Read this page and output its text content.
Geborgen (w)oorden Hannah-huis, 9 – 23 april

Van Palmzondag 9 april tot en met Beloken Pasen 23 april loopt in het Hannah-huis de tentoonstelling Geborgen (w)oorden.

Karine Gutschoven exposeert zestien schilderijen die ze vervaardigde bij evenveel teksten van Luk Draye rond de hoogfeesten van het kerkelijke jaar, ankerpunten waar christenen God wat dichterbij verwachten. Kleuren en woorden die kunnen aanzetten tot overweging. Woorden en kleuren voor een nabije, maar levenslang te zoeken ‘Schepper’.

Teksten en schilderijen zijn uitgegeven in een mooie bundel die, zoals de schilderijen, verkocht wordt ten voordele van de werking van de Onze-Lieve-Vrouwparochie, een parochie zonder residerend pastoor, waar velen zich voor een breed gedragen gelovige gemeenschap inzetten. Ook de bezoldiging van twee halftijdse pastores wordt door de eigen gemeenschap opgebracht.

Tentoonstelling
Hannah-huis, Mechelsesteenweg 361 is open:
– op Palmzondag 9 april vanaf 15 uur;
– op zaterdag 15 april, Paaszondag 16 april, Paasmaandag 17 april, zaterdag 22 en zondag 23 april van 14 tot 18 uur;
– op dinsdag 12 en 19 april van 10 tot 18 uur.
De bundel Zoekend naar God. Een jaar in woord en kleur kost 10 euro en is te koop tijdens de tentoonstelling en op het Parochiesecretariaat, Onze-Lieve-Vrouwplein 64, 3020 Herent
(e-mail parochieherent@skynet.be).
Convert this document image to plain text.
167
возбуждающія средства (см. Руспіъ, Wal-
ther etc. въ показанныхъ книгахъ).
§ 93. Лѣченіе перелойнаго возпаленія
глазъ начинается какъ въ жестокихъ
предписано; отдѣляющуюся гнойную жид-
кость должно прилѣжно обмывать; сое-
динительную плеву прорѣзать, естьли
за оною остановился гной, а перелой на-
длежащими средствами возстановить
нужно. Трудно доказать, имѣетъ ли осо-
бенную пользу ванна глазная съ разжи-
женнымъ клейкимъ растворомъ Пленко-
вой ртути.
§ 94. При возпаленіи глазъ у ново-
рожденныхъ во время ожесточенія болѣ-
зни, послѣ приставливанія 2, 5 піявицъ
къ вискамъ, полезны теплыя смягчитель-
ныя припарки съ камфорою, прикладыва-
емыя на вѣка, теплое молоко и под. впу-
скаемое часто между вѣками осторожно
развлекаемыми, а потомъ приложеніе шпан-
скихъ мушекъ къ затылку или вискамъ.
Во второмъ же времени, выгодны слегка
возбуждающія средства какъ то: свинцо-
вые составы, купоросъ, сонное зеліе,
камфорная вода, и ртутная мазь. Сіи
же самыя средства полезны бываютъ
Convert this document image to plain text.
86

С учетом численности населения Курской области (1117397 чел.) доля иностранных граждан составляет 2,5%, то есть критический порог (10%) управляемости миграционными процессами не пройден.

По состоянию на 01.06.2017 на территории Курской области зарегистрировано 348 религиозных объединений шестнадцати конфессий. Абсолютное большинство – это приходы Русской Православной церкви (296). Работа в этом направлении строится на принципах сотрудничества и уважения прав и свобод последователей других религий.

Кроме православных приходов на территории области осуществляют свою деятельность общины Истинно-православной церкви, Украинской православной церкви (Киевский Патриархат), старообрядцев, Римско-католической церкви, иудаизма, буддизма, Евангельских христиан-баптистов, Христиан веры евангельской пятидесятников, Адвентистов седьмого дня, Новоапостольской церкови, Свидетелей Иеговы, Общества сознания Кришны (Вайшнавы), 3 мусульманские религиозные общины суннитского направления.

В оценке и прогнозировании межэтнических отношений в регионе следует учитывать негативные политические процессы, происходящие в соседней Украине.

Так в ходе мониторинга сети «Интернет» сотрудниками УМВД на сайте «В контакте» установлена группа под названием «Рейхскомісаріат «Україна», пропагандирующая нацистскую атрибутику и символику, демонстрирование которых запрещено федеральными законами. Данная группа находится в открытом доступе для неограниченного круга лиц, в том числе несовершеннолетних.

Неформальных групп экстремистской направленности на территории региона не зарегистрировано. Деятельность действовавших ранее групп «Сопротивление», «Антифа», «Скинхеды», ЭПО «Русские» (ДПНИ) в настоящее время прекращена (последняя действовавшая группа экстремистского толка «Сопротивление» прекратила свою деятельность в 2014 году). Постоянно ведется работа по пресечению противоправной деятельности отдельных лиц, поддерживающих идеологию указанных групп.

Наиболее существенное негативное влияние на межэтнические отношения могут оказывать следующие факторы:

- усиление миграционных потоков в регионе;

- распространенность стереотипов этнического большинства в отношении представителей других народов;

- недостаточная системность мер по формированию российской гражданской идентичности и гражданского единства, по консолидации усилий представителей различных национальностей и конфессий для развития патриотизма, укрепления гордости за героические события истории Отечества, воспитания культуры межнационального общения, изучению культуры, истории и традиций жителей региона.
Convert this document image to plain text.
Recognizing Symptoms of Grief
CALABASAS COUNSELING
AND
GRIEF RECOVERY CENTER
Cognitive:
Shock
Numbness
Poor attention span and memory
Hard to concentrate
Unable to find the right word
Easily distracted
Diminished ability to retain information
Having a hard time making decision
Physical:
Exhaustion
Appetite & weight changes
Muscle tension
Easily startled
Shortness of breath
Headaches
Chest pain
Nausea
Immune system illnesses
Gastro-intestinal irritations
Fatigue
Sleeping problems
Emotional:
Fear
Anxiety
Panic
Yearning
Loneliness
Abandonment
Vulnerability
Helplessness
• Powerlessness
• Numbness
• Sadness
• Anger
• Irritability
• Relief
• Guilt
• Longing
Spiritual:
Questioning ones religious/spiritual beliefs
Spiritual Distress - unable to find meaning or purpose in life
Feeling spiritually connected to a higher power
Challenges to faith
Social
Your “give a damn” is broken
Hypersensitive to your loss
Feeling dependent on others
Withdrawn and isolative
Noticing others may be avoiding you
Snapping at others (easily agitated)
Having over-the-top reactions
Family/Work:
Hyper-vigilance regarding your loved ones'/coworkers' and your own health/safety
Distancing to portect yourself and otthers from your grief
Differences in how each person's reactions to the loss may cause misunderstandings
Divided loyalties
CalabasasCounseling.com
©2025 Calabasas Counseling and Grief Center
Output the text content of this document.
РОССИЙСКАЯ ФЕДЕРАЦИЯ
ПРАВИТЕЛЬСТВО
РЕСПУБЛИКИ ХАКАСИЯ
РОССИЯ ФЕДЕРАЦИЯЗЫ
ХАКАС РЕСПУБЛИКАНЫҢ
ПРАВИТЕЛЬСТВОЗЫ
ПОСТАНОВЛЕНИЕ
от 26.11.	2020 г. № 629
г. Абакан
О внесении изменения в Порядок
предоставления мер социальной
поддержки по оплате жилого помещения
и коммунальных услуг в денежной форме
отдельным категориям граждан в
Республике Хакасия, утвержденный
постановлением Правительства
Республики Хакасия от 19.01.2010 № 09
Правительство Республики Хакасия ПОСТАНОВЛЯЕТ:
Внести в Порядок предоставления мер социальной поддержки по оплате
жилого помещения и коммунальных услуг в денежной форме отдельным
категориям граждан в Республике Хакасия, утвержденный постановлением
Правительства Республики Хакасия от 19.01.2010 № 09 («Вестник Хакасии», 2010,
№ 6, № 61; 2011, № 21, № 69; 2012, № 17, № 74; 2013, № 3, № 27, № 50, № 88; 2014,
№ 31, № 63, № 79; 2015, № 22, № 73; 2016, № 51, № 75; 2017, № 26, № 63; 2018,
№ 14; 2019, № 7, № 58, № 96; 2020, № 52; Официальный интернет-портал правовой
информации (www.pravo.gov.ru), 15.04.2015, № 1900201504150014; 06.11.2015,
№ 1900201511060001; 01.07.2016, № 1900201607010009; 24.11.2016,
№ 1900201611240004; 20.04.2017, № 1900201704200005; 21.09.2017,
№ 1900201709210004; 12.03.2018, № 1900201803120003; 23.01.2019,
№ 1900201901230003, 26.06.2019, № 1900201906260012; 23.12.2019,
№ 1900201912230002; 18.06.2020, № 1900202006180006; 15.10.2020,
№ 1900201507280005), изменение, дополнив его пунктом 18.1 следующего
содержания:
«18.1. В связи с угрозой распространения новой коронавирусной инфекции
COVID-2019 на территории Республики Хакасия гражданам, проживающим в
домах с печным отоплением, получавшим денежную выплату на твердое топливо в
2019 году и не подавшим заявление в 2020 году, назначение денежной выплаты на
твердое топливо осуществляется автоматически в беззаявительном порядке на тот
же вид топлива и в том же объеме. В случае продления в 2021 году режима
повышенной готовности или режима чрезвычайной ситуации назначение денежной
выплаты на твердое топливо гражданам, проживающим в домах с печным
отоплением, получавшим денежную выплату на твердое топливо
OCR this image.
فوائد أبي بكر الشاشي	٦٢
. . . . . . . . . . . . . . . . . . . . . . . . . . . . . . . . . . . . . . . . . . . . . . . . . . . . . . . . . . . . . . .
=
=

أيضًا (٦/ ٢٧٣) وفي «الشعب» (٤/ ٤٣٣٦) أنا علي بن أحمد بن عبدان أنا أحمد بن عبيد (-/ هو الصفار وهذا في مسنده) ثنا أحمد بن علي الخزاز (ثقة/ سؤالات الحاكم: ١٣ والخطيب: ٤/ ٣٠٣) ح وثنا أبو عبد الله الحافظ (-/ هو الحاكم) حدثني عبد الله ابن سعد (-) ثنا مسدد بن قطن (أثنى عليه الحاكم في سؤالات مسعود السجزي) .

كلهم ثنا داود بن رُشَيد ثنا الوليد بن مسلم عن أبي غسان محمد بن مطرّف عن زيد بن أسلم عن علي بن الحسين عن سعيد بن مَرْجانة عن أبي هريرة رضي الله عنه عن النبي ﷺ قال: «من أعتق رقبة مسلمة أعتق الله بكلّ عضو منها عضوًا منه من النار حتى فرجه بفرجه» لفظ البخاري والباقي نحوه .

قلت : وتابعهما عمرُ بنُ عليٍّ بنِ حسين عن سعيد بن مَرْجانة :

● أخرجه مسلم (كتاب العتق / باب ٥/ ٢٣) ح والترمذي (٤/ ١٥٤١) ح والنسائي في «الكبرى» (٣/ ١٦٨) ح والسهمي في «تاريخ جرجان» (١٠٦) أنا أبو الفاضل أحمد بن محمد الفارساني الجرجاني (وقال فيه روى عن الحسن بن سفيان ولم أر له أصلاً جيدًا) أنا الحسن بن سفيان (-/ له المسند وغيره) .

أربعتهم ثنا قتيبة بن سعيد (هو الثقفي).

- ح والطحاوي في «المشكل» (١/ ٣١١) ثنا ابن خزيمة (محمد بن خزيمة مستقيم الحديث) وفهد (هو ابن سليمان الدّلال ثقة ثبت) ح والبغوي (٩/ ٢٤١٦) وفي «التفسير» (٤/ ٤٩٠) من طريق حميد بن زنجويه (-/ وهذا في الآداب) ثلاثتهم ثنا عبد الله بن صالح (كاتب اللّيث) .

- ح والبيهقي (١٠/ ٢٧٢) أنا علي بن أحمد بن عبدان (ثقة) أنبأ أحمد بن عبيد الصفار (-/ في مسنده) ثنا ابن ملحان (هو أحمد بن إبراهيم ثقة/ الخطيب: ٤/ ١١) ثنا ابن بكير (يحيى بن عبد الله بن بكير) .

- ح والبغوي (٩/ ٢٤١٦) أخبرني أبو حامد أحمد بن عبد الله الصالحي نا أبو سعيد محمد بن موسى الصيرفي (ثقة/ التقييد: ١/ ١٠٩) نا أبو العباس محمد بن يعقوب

* * * * * * *

DO THIS :: Report all lines of the data above that include the string "территории".

TASK ANSWER ::
По состоянию на 01.06.2017 на территории Курской области зарегистрировано 348 религиозных объединений шестнадцати конфессий. Абсолютное большинство – это приходы Русской Православной церкви (296). Работа в этом направлении строится на принципах сотрудничества и уважения прав и свобод последователей других религий.
Кроме православных приходов на территории области осуществляют свою деятельность общины Истинно-православной церкви, Украинской православной церкви (Киевский Патриархат), старообрядцев, Римско-католической церкви, иудаизма, буддизма, Евангельских христиан-баптистов, Христиан веры евангельской пятидесятников, Адвентистов седьмого дня, Новоапостольской церкови, Свидетелей Иеговы, Общества сознания Кришны (Вайшнавы), 3 мусульманские религиозные общины суннитского направления.
Неформальных групп экстремистской направленности на территории региона не зарегистрировано. Деятельность действовавших ранее групп «Сопротивление», «Антифа», «Скинхеды», ЭПО «Русские» (ДПНИ) в настоящее время прекращена (последняя действовавшая группа экстремистского толка «Сопротивление» прекратила свою деятельность в 2014 году). Постоянно ведется работа по пресечению противоправной деятельности отдельных лиц, поддерживающих идеологию указанных групп.
COVID-2019 на территории Республики Хакасия гражданам, проживающим в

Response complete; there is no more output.